▸ Task
Write out the records below once more, exactly as they stand.

========

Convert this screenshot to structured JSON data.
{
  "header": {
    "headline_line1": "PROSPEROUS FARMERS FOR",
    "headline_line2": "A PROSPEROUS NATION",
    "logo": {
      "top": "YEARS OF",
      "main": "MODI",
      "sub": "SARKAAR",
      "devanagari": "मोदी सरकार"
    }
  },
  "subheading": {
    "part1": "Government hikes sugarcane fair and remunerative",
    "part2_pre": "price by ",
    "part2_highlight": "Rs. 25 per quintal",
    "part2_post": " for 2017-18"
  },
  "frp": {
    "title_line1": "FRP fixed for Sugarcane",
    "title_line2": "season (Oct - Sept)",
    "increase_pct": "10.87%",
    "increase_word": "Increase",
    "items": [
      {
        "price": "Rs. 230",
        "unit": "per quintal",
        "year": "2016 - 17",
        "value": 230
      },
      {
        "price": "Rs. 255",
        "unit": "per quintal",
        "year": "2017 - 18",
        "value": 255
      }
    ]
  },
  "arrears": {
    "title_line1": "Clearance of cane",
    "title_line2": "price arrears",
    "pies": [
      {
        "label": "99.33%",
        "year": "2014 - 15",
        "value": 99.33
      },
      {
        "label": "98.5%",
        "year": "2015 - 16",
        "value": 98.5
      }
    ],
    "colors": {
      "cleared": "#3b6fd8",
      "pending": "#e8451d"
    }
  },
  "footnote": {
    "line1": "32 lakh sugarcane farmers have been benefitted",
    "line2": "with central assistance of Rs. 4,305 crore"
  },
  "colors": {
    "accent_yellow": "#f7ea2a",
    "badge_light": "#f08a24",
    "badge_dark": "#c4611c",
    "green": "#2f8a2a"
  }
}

========

▸ Reply to the exercise
Convert this screenshot to structured JSON data.
{
  "header": {
    "headline_line1": "PROSPEROUS FARMERS FOR",
    "headline_line2": "A PROSPEROUS NATION",
    "logo": {
      "top": "YEARS OF",
      "main": "MODI",
      "sub": "SARKAAR",
      "devanagari": "मोदी सरकार"
    }
  },
  "subheading": {
    "part1": "Government hikes sugarcane fair and remunerative",
    "part2_pre": "price by ",
    "part2_highlight": "Rs. 25 per quintal",
    "part2_post": " for 2017-18"
  },
  "frp": {
    "title_line1": "FRP fixed for Sugarcane",
    "title_line2": "season (Oct - Sept)",
    "increase_pct": "10.87%",
    "increase_word": "Increase",
    "items": [
      {
        "price": "Rs. 230",
        "unit": "per quintal",
        "year": "2016 - 17",
        "value": 230
      },
      {
        "price": "Rs. 255",
        "unit": "per quintal",
        "year": "2017 - 18",
        "value": 255
      }
    ]
  },
  "arrears": {
    "title_line1": "Clearance of cane",
    "title_line2": "price arrears",
    "pies": [
      {
        "label": "99.33%",
        "year": "2014 - 15",
        "value": 99.33
      },
      {
        "label": "98.5%",
        "year": "2015 - 16",
        "value": 98.5
      }
    ],
    "colors": {
      "cleared": "#3b6fd8",
      "pending": "#e8451d"
    }
  },
  "footnote": {
    "line1": "32 lakh sugarcane farmers have been benefitted",
    "line2": "with central assistance of Rs. 4,305 crore"
  },
  "colors": {
    "accent_yellow": "#f7ea2a",
    "badge_light": "#f08a24",
    "badge_dark": "#c4611c",
    "green": "#2f8a2a"
  }
}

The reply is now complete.